_SET PROBLEM_.
Report the number of lines that hold the string "Главный". Leave out any other text.

:::::

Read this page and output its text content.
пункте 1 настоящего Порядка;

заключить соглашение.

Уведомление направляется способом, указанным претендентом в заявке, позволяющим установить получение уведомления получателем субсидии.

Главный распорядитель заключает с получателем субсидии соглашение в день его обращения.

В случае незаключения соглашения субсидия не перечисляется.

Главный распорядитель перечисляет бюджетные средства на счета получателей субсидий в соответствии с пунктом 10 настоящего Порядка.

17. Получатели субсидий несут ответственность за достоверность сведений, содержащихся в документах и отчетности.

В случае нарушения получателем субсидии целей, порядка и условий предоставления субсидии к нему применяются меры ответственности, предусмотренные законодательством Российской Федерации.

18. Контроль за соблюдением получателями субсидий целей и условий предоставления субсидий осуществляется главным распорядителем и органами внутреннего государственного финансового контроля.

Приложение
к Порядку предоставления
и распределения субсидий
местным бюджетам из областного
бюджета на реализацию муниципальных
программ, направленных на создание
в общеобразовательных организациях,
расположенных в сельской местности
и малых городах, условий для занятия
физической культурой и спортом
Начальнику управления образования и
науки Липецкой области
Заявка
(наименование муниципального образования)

:::::

_COMPLETE OUTPUT_.
2